What needs to be done:
Collect all lines from the listing that include the string "this".

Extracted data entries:
━━━
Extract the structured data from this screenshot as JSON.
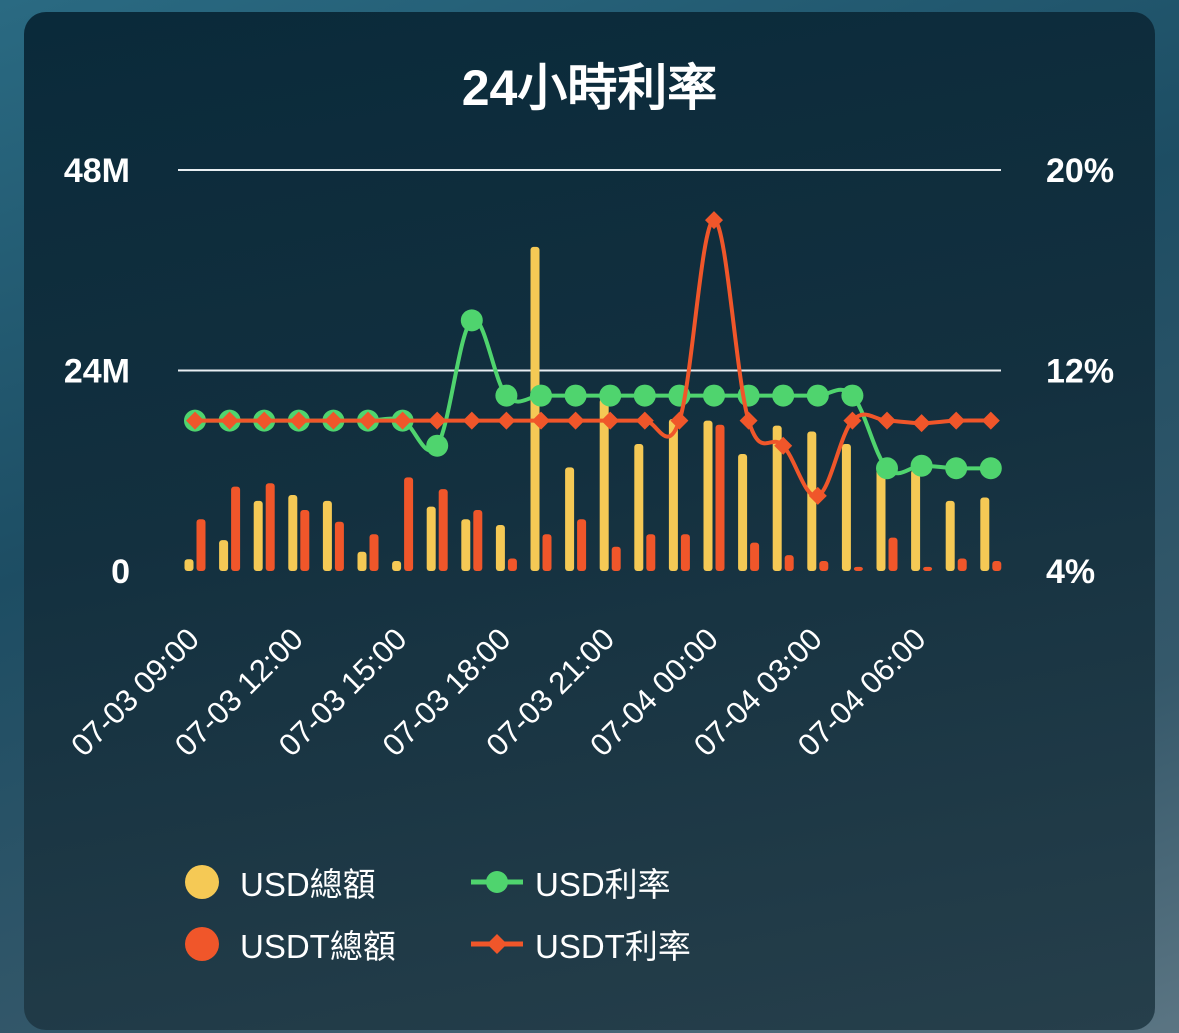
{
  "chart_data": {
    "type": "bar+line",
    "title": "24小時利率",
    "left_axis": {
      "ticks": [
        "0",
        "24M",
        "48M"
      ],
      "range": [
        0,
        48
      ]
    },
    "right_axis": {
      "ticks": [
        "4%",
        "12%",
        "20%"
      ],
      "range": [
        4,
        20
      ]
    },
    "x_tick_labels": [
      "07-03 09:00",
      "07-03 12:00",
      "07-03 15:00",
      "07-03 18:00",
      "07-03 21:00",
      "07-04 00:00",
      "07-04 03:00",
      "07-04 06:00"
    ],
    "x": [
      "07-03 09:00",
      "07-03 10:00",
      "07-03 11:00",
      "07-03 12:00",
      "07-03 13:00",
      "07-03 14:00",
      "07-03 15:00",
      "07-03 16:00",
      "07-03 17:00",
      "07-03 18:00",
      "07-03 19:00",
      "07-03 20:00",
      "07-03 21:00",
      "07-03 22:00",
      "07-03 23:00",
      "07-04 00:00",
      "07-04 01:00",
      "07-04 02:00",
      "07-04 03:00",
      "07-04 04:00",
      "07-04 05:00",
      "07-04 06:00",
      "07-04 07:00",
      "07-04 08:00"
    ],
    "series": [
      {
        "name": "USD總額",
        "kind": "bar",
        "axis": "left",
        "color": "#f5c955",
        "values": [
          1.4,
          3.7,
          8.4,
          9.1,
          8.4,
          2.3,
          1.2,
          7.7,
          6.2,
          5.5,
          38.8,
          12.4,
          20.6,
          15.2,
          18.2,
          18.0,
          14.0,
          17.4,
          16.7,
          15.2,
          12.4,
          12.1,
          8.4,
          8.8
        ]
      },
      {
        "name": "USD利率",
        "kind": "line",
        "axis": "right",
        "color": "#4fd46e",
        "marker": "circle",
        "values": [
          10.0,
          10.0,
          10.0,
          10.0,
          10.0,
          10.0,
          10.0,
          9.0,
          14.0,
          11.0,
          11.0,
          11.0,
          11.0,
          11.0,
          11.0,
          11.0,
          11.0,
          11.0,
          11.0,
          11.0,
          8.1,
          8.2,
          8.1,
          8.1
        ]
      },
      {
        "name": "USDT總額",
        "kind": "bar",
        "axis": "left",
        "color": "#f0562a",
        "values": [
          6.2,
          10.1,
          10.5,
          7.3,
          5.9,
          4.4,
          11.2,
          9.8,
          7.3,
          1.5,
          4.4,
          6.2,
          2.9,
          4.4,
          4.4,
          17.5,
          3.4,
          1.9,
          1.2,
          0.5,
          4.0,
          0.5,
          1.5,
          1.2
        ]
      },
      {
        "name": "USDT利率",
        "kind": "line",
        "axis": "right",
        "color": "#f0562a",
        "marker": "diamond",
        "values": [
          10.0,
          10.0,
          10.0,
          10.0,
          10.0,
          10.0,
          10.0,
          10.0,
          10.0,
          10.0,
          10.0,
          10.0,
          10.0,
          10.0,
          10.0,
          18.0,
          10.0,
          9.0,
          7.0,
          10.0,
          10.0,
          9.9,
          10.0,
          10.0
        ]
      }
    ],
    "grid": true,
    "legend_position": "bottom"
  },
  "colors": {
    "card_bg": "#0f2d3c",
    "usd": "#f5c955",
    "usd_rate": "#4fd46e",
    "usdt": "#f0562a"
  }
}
━━━
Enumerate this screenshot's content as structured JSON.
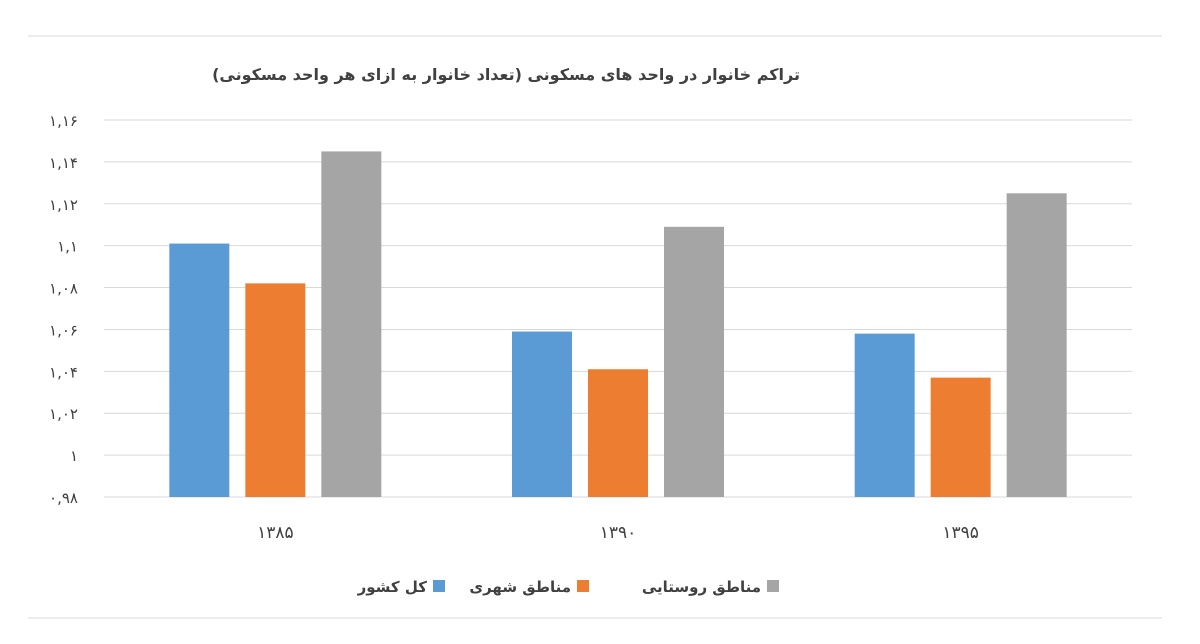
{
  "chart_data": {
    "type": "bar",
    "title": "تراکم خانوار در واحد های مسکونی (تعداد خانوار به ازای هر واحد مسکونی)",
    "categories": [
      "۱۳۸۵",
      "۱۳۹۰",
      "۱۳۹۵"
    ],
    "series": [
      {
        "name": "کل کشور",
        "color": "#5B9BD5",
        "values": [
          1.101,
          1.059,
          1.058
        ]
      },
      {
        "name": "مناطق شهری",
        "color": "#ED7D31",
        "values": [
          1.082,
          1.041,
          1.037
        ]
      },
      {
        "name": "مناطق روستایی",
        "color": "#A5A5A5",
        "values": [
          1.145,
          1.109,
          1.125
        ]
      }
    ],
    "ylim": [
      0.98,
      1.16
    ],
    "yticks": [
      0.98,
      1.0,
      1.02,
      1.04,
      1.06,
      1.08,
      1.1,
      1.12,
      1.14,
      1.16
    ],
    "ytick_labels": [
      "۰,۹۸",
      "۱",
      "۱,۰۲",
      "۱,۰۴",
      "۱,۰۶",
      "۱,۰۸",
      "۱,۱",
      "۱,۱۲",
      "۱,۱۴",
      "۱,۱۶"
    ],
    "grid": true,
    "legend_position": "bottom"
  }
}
━━━
Exercise answer:
Extract the structured data from this screenshot as JSON.
Enumerate this screenshot's content as structured JSON.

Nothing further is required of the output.